→ **Task instructions**: Look below for the line that contains "Read this page and output its text content.", then quote it and all the lines after it, exactly, with the pictures left out.

→ **Stored items**:
## Start
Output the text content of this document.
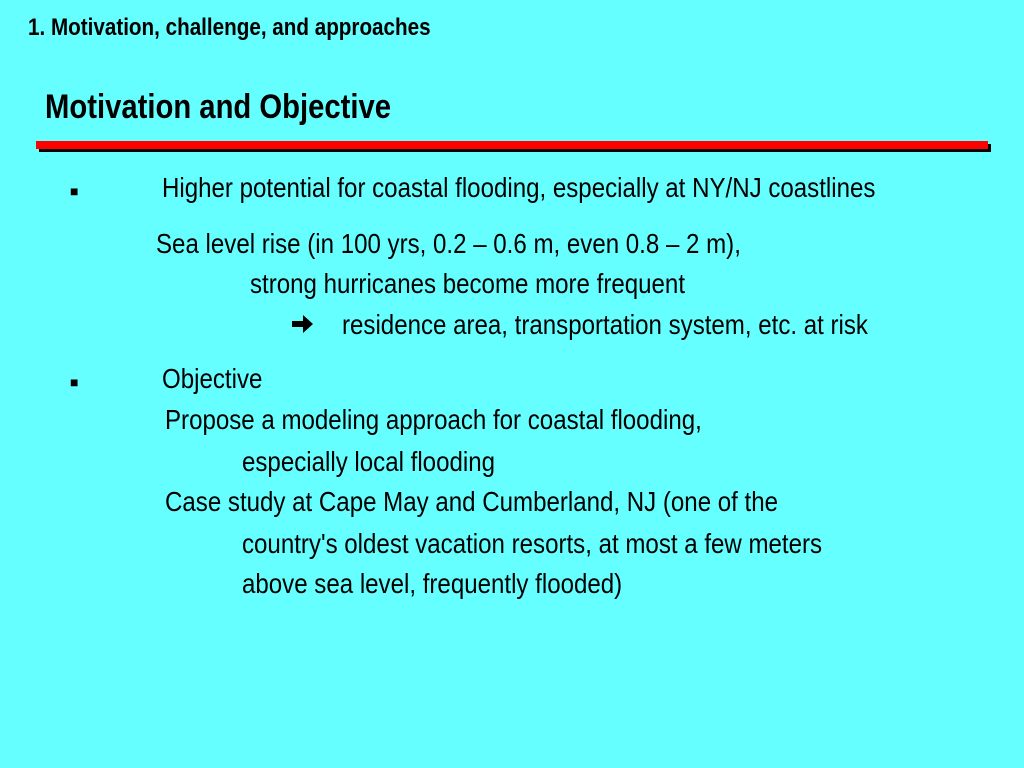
1. Motivation, challenge, and approaches
Motivation and Objective
■	Higher potential for coastal flooding, especially at NY/NJ coastlines
Sea level rise (in 100 yrs, 0.2 – 0.6 m, even 0.8 – 2 m),
strong hurricanes become more frequent
residence area, transportation system, etc. at risk
■	Objective
Propose a modeling approach for coastal flooding,
especially local flooding
Case study at Cape May and Cumberland, NJ (one of the
country's oldest vacation resorts, at most a few meters
above sea level, frequently flooded)
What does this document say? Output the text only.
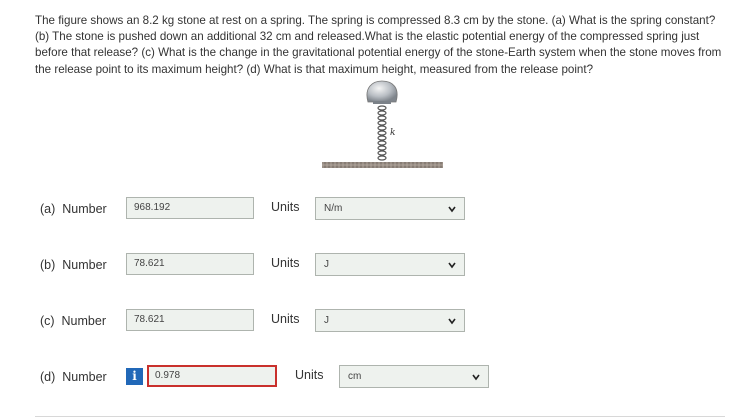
The figure shows an 8.2 kg stone at rest on a spring. The spring is compressed 8.3 cm by the stone. (a) What is the spring constant? (b) The stone is pushed down an additional 32 cm and released.What is the elastic potential energy of the compressed spring just before that release? (c) What is the change in the gravitational potential energy of the stone-Earth system when the stone moves from the release point to its maximum height? (d) What is that maximum height, measured from the release point?
k
(a) Number	968.192	Units	N/m
(b) Number	78.621	Units	J
(c) Number	78.621	Units	J
(d) Number	i	0.978	Units	cm
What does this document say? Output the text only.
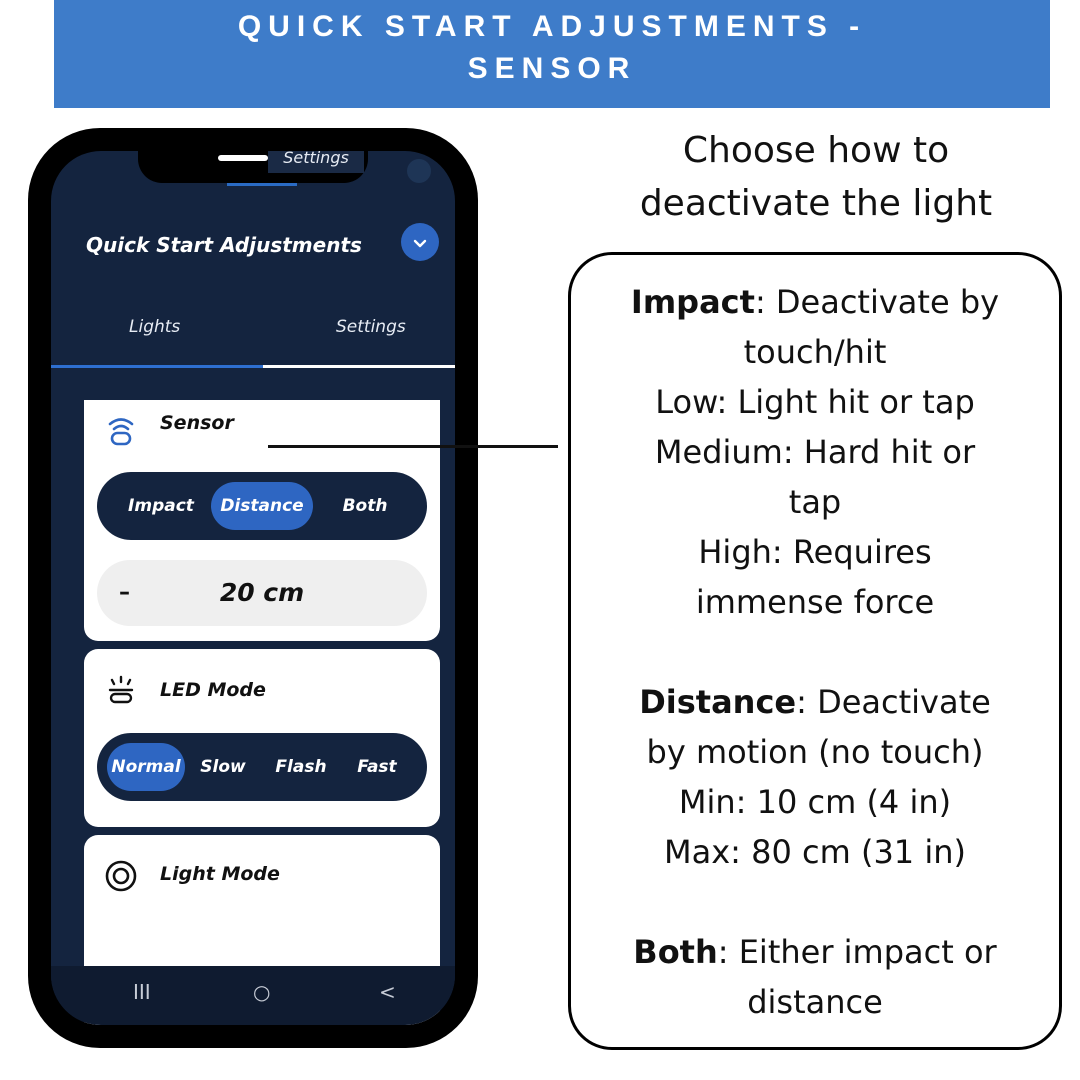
QUICK START ADJUSTMENTS -
SENSOR
Settings
Quick Start Adjustments
Lights	Settings
Sensor
Impact	Distance	Both
20 cm
–
LED Mode
Normal	Slow	Flash	Fast
Light Mode
III	○	<
Choose how to
deactivate the light
Impact: Deactivate by
touch/hit
Low: Light hit or tap
Medium: Hard hit or
tap
High: Requires
immense force
Distance: Deactivate
by motion (no touch)
Min: 10 cm (4 in)
Max: 80 cm (31 in)
Both: Either impact or
distance
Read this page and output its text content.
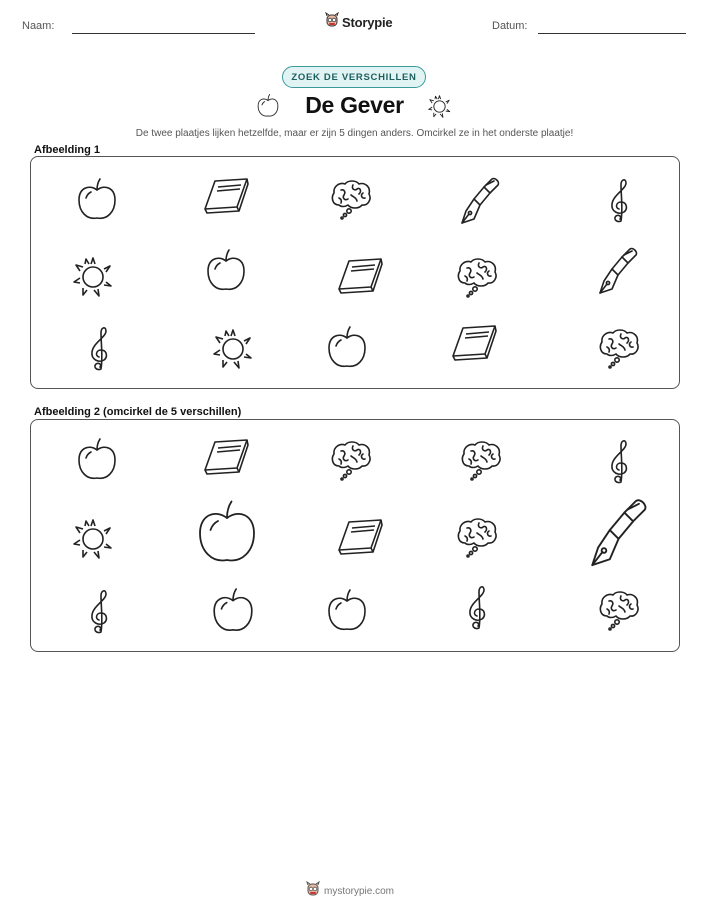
Naam:	Storypie	Datum:
ZOEK DE VERSCHILLEN
De Gever
De twee plaatjes lijken hetzelfde, maar er zijn 5 dingen anders. Omcirkel ze in het onderste plaatje!
Afbeelding 1
Afbeelding 2 (omcirkel de 5 verschillen)
mystorypie.com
## End
→ **Correct result**:
Read this page and output its text content.
Naam:	Storypie	Datum:
ZOEK DE VERSCHILLEN
De Gever
De twee plaatjes lijken hetzelfde, maar er zijn 5 dingen anders. Omcirkel ze in het onderste plaatje!
Afbeelding 1
Afbeelding 2 (omcirkel de 5 verschillen)
mystorypie.com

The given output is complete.